Supplied entries:

⁂

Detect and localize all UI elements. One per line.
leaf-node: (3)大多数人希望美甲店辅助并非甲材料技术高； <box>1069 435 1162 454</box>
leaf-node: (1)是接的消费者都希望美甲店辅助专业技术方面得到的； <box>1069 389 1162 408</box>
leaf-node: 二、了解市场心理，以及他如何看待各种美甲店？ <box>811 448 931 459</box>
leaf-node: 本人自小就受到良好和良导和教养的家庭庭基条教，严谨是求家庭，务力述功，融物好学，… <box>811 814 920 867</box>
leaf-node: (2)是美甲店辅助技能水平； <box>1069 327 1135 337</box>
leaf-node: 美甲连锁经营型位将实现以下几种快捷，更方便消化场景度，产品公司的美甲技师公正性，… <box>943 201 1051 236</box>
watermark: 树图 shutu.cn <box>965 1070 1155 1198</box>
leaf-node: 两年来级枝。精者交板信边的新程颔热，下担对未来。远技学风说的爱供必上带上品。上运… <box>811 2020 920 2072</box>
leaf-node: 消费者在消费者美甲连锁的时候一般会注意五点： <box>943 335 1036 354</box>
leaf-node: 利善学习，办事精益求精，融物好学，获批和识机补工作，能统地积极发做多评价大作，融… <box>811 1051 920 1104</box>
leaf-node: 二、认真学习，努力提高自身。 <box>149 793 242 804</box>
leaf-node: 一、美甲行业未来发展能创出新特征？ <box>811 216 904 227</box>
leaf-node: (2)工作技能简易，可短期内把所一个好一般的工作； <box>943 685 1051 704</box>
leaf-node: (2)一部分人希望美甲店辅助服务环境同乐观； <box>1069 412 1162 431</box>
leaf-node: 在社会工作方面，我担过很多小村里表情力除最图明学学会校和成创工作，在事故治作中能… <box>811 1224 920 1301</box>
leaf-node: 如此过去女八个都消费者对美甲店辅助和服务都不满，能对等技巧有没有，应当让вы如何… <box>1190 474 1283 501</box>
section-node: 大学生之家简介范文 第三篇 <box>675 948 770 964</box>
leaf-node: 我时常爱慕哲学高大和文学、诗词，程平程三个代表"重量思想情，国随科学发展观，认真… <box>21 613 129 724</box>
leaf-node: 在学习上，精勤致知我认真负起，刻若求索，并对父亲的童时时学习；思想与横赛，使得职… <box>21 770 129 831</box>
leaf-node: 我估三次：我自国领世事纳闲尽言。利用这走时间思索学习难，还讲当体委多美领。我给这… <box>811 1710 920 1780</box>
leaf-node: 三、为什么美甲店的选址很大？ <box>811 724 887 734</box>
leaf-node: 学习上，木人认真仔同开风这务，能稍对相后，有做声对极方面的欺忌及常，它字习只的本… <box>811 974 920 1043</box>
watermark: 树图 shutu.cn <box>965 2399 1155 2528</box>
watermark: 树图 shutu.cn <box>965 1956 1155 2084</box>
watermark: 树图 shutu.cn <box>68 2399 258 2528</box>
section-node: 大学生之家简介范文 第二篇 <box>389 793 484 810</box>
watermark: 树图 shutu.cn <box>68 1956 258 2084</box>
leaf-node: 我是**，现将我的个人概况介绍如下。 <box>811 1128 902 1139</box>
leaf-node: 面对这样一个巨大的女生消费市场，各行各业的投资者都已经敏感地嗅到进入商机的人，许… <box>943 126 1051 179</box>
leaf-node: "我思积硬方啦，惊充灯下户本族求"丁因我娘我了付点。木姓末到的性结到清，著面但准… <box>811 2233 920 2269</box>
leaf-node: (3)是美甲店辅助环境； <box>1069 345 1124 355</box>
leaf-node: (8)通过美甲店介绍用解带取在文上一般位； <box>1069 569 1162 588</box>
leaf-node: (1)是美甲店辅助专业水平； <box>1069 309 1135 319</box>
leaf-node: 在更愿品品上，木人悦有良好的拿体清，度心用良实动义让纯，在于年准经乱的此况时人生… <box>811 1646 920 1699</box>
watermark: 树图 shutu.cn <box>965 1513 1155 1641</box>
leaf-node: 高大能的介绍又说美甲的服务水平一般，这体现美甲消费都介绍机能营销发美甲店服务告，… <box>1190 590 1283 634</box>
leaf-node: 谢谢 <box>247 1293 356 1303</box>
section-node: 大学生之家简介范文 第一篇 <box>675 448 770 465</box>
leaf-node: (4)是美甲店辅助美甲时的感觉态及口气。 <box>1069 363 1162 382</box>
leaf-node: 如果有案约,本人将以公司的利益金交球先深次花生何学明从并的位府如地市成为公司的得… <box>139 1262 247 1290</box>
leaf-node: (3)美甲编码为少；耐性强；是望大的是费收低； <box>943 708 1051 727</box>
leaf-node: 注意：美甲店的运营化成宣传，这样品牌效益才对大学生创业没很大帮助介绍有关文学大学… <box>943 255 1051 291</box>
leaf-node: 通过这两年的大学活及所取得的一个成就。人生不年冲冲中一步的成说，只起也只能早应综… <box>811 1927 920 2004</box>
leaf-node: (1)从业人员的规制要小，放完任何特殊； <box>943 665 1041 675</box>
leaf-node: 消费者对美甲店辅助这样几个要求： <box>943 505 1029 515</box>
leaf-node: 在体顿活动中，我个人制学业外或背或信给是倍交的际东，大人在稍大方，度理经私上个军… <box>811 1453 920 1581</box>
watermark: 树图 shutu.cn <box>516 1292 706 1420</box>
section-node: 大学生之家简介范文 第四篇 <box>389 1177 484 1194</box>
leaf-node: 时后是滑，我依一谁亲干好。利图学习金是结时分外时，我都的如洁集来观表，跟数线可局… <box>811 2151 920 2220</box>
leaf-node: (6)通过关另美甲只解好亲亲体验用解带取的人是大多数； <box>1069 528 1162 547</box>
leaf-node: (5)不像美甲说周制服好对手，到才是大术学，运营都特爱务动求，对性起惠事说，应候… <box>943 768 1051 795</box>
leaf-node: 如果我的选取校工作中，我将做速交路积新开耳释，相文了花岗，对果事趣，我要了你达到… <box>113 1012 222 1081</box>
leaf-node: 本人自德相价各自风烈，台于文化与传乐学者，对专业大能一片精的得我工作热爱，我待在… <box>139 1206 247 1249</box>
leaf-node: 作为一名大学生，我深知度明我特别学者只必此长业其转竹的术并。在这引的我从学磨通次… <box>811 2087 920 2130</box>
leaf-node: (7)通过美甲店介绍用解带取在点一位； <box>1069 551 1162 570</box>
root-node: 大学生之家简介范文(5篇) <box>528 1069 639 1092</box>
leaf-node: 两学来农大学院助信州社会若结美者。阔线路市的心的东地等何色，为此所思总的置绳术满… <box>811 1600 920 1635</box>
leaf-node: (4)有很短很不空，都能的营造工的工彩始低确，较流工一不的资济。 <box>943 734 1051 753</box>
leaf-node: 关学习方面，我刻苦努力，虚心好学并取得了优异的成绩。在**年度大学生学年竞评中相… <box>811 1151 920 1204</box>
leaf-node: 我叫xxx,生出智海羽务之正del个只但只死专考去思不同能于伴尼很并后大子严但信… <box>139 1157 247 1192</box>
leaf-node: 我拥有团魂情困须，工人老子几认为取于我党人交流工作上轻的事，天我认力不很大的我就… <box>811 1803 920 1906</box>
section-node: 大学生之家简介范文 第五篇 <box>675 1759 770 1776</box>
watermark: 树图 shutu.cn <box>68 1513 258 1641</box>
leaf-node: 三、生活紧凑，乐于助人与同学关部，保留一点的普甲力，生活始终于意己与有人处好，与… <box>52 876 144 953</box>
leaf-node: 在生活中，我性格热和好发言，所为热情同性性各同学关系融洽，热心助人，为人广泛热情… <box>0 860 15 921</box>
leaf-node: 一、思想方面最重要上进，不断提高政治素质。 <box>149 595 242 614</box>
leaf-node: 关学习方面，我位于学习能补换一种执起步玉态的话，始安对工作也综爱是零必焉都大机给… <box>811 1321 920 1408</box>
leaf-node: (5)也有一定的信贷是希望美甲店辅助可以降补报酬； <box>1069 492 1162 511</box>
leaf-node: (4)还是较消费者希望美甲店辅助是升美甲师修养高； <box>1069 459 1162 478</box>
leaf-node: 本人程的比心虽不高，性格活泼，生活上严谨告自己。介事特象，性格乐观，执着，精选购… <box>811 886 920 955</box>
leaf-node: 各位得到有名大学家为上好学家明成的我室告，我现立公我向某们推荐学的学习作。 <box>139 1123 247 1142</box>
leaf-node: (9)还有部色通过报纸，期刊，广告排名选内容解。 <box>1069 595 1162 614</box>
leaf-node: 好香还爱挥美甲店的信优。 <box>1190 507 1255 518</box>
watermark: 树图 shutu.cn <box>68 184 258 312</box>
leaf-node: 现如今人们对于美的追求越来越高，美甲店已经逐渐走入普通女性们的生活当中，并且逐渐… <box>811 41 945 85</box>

⁂

Given task:
Change "localize" to "locate" in the material, starting at its first line and ending after the line that contains "leaf-node: 消费者在消费者美甲连锁的时候一般会注意五点： <box>943", and reproduce only that span with nothing else altered.

Output for this exercise:
Detect and locate all UI elements. One per line.
leaf-node: (3)大多数人希望美甲店辅助并非甲材料技术高； <box>1069 435 1162 454</box>
leaf-node: (1)是接的消费者都希望美甲店辅助专业技术方面得到的； <box>1069 389 1162 408</box>
leaf-node: 二、了解市场心理，以及他如何看待各种美甲店？ <box>811 448 931 459</box>
leaf-node: 本人自小就受到良好和良导和教养的家庭庭基条教，严谨是求家庭，务力述功，融物好学，… <box>811 814 920 867</box>
leaf-node: (2)是美甲店辅助技能水平； <box>1069 327 1135 337</box>
leaf-node: 美甲连锁经营型位将实现以下几种快捷，更方便消化场景度，产品公司的美甲技师公正性，… <box>943 201 1051 236</box>
watermark: 树图 shutu.cn <box>965 1070 1155 1198</box>
leaf-node: 两年来级枝。精者交板信边的新程颔热，下担对未来。远技学风说的爱供必上带上品。上运… <box>811 2020 920 2072</box>
leaf-node: 消费者在消费者美甲连锁的时候一般会注意五点： <box>943 335 1036 354</box>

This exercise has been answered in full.